— START Raw records —
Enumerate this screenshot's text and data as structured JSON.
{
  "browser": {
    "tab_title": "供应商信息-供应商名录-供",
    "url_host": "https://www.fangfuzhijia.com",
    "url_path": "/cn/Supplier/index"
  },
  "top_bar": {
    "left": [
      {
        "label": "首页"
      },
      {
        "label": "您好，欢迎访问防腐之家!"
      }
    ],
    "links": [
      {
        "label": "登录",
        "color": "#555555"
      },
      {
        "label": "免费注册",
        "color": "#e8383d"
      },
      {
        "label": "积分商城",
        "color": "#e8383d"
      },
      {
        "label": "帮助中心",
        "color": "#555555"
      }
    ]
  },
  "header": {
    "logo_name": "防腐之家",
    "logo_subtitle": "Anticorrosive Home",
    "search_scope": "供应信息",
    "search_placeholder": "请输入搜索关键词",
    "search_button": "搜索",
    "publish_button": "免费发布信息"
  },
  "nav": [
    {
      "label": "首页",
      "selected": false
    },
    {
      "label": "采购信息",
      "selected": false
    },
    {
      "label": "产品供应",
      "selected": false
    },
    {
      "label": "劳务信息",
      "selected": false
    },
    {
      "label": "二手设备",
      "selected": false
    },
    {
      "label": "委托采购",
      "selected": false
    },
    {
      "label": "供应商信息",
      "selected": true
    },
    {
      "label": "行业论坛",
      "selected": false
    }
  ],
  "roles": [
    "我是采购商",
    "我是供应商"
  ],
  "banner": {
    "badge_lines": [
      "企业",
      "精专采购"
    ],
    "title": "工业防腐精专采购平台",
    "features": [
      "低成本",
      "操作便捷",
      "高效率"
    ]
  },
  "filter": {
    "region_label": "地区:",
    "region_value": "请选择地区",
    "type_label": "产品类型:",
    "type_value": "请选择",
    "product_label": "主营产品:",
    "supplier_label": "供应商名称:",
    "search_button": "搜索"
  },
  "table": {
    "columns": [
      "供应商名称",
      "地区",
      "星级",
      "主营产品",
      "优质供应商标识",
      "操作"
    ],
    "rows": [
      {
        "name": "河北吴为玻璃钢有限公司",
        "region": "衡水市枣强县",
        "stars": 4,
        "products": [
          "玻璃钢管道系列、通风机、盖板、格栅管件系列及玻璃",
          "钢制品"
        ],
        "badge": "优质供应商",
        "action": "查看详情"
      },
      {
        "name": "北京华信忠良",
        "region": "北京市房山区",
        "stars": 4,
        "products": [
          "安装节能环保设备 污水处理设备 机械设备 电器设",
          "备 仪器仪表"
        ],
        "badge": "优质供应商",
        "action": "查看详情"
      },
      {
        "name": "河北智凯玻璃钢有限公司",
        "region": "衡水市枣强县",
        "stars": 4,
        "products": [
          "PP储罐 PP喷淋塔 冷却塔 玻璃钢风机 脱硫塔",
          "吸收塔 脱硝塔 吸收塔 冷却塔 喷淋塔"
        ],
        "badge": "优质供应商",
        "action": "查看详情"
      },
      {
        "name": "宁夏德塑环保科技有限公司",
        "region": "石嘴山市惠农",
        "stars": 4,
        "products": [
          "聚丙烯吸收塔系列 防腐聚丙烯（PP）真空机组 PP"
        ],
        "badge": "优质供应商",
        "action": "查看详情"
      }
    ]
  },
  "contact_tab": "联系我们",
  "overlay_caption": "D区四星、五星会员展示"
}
— END Raw records —
■ **Problem details**: Transcribe the records above exactly as they appear.

■ **Solved problem**:
Enumerate this screenshot's text and data as structured JSON.
{
  "browser": {
    "tab_title": "供应商信息-供应商名录-供",
    "url_host": "https://www.fangfuzhijia.com",
    "url_path": "/cn/Supplier/index"
  },
  "top_bar": {
    "left": [
      {
        "label": "首页"
      },
      {
        "label": "您好，欢迎访问防腐之家!"
      }
    ],
    "links": [
      {
        "label": "登录",
        "color": "#555555"
      },
      {
        "label": "免费注册",
        "color": "#e8383d"
      },
      {
        "label": "积分商城",
        "color": "#e8383d"
      },
      {
        "label": "帮助中心",
        "color": "#555555"
      }
    ]
  },
  "header": {
    "logo_name": "防腐之家",
    "logo_subtitle": "Anticorrosive Home",
    "search_scope": "供应信息",
    "search_placeholder": "请输入搜索关键词",
    "search_button": "搜索",
    "publish_button": "免费发布信息"
  },
  "nav": [
    {
      "label": "首页",
      "selected": false
    },
    {
      "label": "采购信息",
      "selected": false
    },
    {
      "label": "产品供应",
      "selected": false
    },
    {
      "label": "劳务信息",
      "selected": false
    },
    {
      "label": "二手设备",
      "selected": false
    },
    {
      "label": "委托采购",
      "selected": false
    },
    {
      "label": "供应商信息",
      "selected": true
    },
    {
      "label": "行业论坛",
      "selected": false
    }
  ],
  "roles": [
    "我是采购商",
    "我是供应商"
  ],
  "banner": {
    "badge_lines": [
      "企业",
      "精专采购"
    ],
    "title": "工业防腐精专采购平台",
    "features": [
      "低成本",
      "操作便捷",
      "高效率"
    ]
  },
  "filter": {
    "region_label": "地区:",
    "region_value": "请选择地区",
    "type_label": "产品类型:",
    "type_value": "请选择",
    "product_label": "主营产品:",
    "supplier_label": "供应商名称:",
    "search_button": "搜索"
  },
  "table": {
    "columns": [
      "供应商名称",
      "地区",
      "星级",
      "主营产品",
      "优质供应商标识",
      "操作"
    ],
    "rows": [
      {
        "name": "河北吴为玻璃钢有限公司",
        "region": "衡水市枣强县",
        "stars": 4,
        "products": [
          "玻璃钢管道系列、通风机、盖板、格栅管件系列及玻璃",
          "钢制品"
        ],
        "badge": "优质供应商",
        "action": "查看详情"
      },
      {
        "name": "北京华信忠良",
        "region": "北京市房山区",
        "stars": 4,
        "products": [
          "安装节能环保设备 污水处理设备 机械设备 电器设",
          "备 仪器仪表"
        ],
        "badge": "优质供应商",
        "action": "查看详情"
      },
      {
        "name": "河北智凯玻璃钢有限公司",
        "region": "衡水市枣强县",
        "stars": 4,
        "products": [
          "PP储罐 PP喷淋塔 冷却塔 玻璃钢风机 脱硫塔",
          "吸收塔 脱硝塔 吸收塔 冷却塔 喷淋塔"
        ],
        "badge": "优质供应商",
        "action": "查看详情"
      },
      {
        "name": "宁夏德塑环保科技有限公司",
        "region": "石嘴山市惠农",
        "stars": 4,
        "products": [
          "聚丙烯吸收塔系列 防腐聚丙烯（PP）真空机组 PP"
        ],
        "badge": "优质供应商",
        "action": "查看详情"
      }
    ]
  },
  "contact_tab": "联系我们",
  "overlay_caption": "D区四星、五星会员展示"
}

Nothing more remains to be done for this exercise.